■ What you need to do
Give back the records in their entirety, exactly.
========================================
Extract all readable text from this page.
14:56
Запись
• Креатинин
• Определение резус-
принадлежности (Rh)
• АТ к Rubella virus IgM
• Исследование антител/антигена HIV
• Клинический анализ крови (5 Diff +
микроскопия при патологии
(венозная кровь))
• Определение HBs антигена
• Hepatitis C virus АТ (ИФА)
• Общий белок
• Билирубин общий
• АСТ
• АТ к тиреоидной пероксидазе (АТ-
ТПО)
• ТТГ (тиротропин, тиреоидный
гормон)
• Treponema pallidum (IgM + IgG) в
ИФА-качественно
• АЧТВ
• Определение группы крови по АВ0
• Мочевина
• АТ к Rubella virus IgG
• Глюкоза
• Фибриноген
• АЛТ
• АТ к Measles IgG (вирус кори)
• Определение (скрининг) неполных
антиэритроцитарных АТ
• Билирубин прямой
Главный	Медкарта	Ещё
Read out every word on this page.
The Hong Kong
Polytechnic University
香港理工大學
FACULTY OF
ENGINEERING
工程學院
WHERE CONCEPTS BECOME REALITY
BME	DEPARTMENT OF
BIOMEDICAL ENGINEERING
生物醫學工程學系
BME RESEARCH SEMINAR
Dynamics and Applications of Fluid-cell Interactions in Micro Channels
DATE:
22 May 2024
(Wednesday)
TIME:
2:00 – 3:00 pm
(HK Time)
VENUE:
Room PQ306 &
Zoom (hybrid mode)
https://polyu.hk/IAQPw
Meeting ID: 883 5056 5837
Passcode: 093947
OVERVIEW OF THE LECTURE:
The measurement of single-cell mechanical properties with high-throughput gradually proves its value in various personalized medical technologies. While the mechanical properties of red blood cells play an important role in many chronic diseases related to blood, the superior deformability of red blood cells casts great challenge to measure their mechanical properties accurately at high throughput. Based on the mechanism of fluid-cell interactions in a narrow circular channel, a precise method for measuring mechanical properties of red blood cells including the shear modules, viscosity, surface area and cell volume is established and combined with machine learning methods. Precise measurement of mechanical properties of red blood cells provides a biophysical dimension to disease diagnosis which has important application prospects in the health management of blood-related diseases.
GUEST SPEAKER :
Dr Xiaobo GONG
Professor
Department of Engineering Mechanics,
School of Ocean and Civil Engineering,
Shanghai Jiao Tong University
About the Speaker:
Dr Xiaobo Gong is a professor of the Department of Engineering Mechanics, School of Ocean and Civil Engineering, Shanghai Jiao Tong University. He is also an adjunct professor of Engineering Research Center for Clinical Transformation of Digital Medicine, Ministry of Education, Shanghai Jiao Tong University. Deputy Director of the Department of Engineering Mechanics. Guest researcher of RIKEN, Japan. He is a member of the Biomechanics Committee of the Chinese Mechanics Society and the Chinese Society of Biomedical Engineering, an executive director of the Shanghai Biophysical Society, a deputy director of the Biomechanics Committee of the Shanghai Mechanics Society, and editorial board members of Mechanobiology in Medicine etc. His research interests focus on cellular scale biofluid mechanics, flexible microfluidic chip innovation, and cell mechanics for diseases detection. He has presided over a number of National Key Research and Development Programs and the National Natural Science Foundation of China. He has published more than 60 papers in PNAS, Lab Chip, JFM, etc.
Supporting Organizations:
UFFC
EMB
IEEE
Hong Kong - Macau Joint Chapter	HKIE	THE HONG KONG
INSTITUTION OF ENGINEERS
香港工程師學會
========================================
■ Answer space
Extract all readable text from this page.
14:56
Запись
• Креатинин
• Определение резус-
принадлежности (Rh)
• АТ к Rubella virus IgM
• Исследование антител/антигена HIV
• Клинический анализ крови (5 Diff +
микроскопия при патологии
(венозная кровь))
• Определение HBs антигена
• Hepatitis C virus АТ (ИФА)
• Общий белок
• Билирубин общий
• АСТ
• АТ к тиреоидной пероксидазе (АТ-
ТПО)
• ТТГ (тиротропин, тиреоидный
гормон)
• Treponema pallidum (IgM + IgG) в
ИФА-качественно
• АЧТВ
• Определение группы крови по АВ0
• Мочевина
• АТ к Rubella virus IgG
• Глюкоза
• Фибриноген
• АЛТ
• АТ к Measles IgG (вирус кори)
• Определение (скрининг) неполных
антиэритроцитарных АТ
• Билирубин прямой
Главный	Медкарта	Ещё
Read out every word on this page.
The Hong Kong
Polytechnic University
香港理工大學
FACULTY OF
ENGINEERING
工程學院
WHERE CONCEPTS BECOME REALITY
BME	DEPARTMENT OF
BIOMEDICAL ENGINEERING
生物醫學工程學系
BME RESEARCH SEMINAR
Dynamics and Applications of Fluid-cell Interactions in Micro Channels
DATE:
22 May 2024
(Wednesday)
TIME:
2:00 – 3:00 pm
(HK Time)
VENUE:
Room PQ306 &
Zoom (hybrid mode)
https://polyu.hk/IAQPw
Meeting ID: 883 5056 5837
Passcode: 093947
OVERVIEW OF THE LECTURE:
The measurement of single-cell mechanical properties with high-throughput gradually proves its value in various personalized medical technologies. While the mechanical properties of red blood cells play an important role in many chronic diseases related to blood, the superior deformability of red blood cells casts great challenge to measure their mechanical properties accurately at high throughput. Based on the mechanism of fluid-cell interactions in a narrow circular channel, a precise method for measuring mechanical properties of red blood cells including the shear modules, viscosity, surface area and cell volume is established and combined with machine learning methods. Precise measurement of mechanical properties of red blood cells provides a biophysical dimension to disease diagnosis which has important application prospects in the health management of blood-related diseases.
GUEST SPEAKER :
Dr Xiaobo GONG
Professor
Department of Engineering Mechanics,
School of Ocean and Civil Engineering,
Shanghai Jiao Tong University
About the Speaker:
Dr Xiaobo Gong is a professor of the Department of Engineering Mechanics, School of Ocean and Civil Engineering, Shanghai Jiao Tong University. He is also an adjunct professor of Engineering Research Center for Clinical Transformation of Digital Medicine, Ministry of Education, Shanghai Jiao Tong University. Deputy Director of the Department of Engineering Mechanics. Guest researcher of RIKEN, Japan. He is a member of the Biomechanics Committee of the Chinese Mechanics Society and the Chinese Society of Biomedical Engineering, an executive director of the Shanghai Biophysical Society, a deputy director of the Biomechanics Committee of the Shanghai Mechanics Society, and editorial board members of Mechanobiology in Medicine etc. His research interests focus on cellular scale biofluid mechanics, flexible microfluidic chip innovation, and cell mechanics for diseases detection. He has presided over a number of National Key Research and Development Programs and the National Natural Science Foundation of China. He has published more than 60 papers in PNAS, Lab Chip, JFM, etc.
Supporting Organizations:
UFFC
EMB
IEEE
Hong Kong - Macau Joint Chapter	HKIE	THE HONG KONG
INSTITUTION OF ENGINEERS
香港工程師學會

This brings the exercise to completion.